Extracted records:

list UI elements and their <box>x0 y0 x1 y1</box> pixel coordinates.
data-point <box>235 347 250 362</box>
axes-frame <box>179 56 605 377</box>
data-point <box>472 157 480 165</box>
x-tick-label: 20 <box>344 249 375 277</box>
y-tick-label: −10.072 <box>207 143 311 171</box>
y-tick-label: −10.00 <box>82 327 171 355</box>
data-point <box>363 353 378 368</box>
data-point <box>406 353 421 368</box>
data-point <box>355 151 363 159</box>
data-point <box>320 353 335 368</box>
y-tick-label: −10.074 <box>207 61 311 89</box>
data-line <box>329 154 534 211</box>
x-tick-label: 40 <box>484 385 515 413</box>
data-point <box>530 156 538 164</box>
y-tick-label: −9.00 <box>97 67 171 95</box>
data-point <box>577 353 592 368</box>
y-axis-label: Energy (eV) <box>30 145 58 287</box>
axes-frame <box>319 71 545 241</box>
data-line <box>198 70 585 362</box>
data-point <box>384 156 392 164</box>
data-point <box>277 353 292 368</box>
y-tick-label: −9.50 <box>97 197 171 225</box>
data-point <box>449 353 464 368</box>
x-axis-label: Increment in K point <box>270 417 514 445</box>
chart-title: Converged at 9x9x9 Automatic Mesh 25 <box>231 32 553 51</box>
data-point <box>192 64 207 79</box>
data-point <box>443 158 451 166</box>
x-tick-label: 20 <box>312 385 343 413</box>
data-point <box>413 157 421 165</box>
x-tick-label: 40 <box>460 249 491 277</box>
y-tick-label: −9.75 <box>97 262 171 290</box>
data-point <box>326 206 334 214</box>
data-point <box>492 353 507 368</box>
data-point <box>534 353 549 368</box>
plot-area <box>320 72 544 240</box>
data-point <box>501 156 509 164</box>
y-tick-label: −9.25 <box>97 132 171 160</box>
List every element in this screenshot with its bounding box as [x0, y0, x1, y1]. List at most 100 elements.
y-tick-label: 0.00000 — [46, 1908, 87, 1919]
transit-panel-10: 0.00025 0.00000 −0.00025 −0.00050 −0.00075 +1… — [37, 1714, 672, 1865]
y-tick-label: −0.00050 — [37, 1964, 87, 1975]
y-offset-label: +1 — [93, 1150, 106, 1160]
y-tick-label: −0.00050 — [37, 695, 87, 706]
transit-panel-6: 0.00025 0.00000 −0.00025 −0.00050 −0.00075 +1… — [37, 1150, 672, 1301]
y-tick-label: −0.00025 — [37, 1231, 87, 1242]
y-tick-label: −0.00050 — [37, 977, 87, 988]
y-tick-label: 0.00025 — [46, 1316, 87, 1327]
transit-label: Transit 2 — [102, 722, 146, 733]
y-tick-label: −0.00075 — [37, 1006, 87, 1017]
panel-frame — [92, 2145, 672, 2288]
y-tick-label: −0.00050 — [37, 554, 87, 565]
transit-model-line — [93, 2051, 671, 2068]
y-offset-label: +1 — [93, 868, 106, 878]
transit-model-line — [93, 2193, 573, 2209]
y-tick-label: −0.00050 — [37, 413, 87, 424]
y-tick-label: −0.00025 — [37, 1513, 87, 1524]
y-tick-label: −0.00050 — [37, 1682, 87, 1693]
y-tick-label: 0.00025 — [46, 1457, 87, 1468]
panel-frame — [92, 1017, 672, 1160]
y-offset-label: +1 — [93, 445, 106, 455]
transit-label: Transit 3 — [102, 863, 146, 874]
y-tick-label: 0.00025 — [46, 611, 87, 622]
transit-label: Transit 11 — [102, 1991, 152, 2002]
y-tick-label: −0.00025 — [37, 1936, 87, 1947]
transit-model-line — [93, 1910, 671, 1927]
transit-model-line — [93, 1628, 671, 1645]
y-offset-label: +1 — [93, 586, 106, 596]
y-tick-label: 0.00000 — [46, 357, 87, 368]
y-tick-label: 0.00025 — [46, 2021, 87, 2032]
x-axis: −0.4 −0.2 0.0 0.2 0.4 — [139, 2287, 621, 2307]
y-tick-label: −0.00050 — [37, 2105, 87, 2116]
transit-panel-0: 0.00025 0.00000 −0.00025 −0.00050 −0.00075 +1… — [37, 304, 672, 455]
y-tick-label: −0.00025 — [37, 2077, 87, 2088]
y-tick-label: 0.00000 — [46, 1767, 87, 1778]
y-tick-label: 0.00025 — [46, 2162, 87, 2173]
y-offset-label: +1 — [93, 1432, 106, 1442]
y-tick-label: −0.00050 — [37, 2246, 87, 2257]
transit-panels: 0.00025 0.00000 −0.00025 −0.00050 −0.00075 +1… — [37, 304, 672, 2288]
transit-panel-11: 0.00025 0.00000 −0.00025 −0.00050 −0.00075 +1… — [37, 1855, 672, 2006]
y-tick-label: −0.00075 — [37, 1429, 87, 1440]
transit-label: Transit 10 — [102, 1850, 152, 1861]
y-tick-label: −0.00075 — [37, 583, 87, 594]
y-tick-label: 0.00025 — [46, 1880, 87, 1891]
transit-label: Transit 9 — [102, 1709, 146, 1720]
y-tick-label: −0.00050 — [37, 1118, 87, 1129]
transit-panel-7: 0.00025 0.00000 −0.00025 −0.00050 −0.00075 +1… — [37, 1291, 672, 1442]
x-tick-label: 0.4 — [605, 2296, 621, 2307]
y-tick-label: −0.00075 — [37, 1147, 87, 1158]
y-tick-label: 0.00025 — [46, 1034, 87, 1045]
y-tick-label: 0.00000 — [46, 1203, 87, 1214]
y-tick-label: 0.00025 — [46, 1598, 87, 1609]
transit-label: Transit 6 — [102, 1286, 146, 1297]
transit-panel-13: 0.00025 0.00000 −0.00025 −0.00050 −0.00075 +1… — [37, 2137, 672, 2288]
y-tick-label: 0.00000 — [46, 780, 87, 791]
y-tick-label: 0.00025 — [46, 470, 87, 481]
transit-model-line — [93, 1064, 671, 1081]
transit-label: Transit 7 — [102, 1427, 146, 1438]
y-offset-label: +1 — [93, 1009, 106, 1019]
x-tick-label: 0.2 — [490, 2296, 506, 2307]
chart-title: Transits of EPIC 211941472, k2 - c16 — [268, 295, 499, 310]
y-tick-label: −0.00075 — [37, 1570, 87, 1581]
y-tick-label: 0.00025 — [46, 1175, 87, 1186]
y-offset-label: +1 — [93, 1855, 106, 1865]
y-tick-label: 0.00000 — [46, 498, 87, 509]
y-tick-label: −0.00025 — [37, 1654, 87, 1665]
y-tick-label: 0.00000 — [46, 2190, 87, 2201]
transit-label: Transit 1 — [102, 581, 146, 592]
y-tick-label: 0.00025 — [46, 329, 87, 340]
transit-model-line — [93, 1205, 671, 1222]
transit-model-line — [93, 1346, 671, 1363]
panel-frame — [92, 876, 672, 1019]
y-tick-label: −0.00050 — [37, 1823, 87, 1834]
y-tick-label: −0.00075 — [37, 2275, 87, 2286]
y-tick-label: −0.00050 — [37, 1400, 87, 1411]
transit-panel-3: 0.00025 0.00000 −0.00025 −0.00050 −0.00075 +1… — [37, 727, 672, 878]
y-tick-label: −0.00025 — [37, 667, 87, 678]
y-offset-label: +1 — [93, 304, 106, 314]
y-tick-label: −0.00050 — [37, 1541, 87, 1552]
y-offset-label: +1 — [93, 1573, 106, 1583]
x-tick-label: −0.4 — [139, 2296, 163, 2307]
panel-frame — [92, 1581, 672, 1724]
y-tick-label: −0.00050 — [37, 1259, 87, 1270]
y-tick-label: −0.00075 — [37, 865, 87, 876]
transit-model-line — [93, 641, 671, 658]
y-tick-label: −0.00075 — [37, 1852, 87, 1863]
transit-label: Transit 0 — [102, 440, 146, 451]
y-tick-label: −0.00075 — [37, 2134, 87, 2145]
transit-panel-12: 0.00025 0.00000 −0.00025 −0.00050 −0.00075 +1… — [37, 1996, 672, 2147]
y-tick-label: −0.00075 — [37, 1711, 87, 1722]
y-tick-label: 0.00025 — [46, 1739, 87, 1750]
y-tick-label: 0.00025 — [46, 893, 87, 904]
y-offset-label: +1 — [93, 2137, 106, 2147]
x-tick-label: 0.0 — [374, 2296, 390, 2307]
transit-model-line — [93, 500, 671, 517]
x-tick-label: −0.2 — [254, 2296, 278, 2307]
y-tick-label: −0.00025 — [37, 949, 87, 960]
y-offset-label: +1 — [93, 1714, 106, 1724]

Task to complete → Swap "axes-frame" for "plot-frame" in the entries from the first line through the line containing "x-tick-label: 20 <box>344 249 375 277</box>", inclusive. Give back only those lines, with nothing else changed.

Complete answer →
list UI elements and their <box>x0 y0 x1 y1</box> pixel coordinates.
data-point <box>235 347 250 362</box>
plot-frame <box>179 56 605 377</box>
data-point <box>472 157 480 165</box>
x-tick-label: 20 <box>344 249 375 277</box>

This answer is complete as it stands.